* _EXTRACTED ENTRIES_

>>

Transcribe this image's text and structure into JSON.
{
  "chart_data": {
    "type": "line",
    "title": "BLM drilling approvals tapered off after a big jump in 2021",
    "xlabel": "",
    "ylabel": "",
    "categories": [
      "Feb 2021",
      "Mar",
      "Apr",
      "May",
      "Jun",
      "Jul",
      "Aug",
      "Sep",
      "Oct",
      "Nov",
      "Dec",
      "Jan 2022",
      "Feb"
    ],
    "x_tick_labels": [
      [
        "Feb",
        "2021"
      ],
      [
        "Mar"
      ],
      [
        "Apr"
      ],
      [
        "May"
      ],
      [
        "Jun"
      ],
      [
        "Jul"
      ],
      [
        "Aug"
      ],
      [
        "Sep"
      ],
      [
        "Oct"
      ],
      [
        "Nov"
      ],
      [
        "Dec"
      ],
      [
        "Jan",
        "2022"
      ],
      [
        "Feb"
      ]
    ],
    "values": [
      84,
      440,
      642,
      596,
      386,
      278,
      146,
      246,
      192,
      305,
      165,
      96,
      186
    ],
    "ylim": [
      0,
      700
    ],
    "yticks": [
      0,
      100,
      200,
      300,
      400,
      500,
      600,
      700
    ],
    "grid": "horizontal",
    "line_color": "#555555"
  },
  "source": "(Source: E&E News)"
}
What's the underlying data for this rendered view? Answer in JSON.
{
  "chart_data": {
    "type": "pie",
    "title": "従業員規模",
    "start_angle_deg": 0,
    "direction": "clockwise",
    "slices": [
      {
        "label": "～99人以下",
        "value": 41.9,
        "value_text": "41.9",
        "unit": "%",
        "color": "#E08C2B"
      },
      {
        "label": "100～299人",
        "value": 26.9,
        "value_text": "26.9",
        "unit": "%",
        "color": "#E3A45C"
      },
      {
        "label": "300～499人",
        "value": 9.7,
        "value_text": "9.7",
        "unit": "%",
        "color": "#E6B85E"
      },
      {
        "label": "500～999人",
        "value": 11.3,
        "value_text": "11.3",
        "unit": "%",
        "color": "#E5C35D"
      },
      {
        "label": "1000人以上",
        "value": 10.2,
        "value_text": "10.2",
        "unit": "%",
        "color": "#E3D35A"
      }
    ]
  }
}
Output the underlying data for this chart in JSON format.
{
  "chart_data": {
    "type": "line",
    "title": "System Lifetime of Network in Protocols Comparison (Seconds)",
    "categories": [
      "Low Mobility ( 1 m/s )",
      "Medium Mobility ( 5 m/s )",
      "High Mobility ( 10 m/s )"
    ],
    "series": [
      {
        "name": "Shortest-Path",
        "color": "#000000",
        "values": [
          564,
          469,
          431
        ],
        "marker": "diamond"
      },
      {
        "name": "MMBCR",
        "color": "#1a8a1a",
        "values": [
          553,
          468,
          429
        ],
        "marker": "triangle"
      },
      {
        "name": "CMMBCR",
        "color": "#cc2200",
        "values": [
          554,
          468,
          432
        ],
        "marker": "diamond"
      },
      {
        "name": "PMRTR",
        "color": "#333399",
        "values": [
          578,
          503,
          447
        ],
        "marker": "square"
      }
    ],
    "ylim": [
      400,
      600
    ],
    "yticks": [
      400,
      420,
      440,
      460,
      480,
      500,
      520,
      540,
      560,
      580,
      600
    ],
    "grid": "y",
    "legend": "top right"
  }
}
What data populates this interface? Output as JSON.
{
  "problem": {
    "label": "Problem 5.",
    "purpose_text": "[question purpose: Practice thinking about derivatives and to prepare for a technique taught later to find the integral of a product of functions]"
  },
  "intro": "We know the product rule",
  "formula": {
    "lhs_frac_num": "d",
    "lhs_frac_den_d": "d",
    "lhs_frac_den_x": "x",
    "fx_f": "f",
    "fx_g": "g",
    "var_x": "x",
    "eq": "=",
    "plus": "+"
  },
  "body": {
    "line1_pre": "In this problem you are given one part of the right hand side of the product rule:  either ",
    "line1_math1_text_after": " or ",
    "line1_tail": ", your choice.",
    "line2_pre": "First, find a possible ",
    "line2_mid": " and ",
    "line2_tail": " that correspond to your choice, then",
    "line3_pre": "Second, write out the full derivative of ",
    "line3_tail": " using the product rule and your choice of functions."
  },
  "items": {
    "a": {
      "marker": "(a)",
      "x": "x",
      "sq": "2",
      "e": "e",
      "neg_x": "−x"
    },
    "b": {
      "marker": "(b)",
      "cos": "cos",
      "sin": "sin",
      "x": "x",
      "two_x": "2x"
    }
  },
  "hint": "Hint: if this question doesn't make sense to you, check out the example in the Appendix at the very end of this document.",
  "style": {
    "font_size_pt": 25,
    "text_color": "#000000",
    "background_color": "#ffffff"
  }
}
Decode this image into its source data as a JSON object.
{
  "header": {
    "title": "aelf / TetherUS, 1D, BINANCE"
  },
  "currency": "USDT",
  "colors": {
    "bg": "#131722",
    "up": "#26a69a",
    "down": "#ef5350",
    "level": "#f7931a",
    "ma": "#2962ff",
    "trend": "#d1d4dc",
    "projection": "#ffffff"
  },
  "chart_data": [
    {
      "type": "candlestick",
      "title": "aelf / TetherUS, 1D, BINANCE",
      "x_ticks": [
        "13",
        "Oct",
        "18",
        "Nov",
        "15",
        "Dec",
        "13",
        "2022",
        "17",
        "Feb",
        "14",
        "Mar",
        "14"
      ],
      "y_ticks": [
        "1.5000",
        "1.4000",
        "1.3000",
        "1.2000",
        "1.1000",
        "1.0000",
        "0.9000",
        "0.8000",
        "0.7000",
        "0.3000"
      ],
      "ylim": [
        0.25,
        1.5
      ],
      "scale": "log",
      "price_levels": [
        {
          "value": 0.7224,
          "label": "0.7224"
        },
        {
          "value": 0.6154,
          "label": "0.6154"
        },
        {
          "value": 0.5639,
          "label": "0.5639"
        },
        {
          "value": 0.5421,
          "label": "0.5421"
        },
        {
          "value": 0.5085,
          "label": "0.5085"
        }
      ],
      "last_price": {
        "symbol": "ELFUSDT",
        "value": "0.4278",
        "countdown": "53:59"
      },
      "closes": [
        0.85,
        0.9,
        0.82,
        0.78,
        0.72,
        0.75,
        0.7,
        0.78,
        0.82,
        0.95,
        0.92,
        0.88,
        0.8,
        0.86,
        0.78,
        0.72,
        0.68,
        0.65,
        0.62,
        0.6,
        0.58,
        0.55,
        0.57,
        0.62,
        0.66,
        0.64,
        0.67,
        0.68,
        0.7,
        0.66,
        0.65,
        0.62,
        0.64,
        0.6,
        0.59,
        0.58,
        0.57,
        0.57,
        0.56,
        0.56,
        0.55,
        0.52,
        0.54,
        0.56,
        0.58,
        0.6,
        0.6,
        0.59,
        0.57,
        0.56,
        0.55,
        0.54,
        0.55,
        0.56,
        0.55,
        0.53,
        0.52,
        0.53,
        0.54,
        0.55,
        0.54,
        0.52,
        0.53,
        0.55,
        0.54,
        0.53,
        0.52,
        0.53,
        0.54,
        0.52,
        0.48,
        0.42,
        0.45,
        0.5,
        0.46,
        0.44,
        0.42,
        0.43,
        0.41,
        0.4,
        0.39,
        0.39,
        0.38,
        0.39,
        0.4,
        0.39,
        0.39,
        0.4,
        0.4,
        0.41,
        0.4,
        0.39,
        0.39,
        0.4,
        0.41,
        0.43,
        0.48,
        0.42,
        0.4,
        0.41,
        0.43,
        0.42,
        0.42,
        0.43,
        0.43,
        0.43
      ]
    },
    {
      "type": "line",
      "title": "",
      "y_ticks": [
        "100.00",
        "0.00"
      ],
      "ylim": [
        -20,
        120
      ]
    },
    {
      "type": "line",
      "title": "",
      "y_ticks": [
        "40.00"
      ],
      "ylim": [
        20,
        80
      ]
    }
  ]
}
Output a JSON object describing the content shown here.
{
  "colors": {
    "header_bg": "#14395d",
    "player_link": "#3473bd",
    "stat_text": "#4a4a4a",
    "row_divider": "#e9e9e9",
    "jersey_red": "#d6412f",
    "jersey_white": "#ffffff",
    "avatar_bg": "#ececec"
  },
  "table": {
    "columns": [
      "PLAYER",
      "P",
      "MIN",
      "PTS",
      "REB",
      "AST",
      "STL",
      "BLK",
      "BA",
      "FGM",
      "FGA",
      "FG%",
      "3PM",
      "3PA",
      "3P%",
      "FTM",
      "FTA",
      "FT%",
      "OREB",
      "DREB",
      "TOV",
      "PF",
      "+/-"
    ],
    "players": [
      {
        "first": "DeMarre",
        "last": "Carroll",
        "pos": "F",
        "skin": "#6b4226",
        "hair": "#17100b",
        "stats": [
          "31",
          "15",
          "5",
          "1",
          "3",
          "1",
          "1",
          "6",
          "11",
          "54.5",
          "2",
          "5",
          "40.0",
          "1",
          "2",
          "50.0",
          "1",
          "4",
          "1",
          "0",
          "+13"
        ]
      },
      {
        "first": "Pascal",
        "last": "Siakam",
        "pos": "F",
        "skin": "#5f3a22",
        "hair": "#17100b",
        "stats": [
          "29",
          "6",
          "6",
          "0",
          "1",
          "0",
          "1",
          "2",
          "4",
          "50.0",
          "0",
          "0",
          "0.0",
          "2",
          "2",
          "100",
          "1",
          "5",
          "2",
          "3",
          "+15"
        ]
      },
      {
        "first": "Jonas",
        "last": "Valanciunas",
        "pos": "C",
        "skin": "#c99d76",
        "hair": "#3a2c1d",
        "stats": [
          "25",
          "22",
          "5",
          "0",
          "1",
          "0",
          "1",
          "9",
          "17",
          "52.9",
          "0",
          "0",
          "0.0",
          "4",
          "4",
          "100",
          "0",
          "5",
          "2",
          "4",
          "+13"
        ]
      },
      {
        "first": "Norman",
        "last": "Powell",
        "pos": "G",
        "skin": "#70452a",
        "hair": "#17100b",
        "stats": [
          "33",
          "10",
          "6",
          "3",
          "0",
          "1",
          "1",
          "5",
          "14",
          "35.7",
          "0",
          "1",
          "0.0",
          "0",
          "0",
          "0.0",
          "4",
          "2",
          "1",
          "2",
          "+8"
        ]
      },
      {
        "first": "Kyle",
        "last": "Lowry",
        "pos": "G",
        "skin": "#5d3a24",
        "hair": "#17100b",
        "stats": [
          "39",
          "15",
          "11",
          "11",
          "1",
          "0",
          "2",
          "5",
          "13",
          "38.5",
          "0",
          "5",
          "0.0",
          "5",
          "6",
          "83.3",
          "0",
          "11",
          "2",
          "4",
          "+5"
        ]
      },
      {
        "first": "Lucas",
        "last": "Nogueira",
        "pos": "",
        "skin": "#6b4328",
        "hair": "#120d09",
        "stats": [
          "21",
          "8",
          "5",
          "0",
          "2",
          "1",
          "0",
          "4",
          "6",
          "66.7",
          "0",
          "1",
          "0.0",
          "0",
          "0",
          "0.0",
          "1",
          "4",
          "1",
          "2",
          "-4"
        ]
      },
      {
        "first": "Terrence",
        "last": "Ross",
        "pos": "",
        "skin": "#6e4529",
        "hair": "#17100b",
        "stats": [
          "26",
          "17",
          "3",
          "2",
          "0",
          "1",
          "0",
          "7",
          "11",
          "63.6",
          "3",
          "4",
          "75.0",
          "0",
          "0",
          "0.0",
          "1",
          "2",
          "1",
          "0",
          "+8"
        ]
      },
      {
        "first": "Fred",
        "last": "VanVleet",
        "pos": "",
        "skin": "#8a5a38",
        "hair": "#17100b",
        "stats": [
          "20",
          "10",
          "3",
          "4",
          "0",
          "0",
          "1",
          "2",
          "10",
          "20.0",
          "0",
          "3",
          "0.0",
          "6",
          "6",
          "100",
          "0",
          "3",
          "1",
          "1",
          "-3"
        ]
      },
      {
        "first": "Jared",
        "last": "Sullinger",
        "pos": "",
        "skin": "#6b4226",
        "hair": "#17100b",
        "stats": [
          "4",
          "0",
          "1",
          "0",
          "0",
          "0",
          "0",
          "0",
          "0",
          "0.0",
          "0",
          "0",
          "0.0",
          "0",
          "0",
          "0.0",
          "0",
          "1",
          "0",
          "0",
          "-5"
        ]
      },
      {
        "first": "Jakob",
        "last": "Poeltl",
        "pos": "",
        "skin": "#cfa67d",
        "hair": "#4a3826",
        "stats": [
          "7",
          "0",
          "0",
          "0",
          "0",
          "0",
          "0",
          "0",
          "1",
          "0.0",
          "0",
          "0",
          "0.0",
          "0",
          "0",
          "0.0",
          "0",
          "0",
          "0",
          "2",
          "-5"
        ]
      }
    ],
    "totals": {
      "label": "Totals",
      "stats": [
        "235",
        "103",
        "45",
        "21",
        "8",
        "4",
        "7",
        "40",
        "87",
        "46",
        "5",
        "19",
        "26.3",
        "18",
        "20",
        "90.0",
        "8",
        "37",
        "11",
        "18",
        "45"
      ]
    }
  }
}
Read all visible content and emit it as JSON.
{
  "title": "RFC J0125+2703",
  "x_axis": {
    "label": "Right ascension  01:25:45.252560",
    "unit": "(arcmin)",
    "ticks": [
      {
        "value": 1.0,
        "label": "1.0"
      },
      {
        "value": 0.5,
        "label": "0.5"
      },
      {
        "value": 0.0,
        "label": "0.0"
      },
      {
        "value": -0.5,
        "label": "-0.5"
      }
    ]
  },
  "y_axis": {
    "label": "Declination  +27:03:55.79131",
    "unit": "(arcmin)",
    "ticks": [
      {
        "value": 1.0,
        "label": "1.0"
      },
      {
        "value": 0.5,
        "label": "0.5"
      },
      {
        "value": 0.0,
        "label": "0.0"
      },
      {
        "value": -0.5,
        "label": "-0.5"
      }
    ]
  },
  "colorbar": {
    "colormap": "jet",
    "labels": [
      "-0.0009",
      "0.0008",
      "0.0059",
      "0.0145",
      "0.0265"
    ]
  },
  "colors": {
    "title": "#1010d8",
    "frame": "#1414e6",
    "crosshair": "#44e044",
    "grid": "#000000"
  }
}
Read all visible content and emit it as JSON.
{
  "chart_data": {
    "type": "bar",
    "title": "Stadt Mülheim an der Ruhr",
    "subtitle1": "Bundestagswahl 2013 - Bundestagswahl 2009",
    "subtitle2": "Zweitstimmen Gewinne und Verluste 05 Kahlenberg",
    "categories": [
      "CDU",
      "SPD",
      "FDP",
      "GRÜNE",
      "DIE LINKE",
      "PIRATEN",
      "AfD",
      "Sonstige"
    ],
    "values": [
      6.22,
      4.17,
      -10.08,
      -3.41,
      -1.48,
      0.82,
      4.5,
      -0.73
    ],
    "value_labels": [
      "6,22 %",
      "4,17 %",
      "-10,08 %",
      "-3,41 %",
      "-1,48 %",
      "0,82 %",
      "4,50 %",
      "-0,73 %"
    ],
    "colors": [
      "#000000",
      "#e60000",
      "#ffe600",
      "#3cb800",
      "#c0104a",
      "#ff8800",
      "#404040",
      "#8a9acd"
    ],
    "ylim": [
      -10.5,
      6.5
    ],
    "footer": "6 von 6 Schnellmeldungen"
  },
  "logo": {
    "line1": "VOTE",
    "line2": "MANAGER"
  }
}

<<

* _TASK GOAL_
In the entries above, find lines with "name" and copy each.

* _WRITTEN SOLUTION_
        "name": "Shortest-Path",
        "name": "MMBCR",
        "name": "CMMBCR",
        "name": "PMRTR",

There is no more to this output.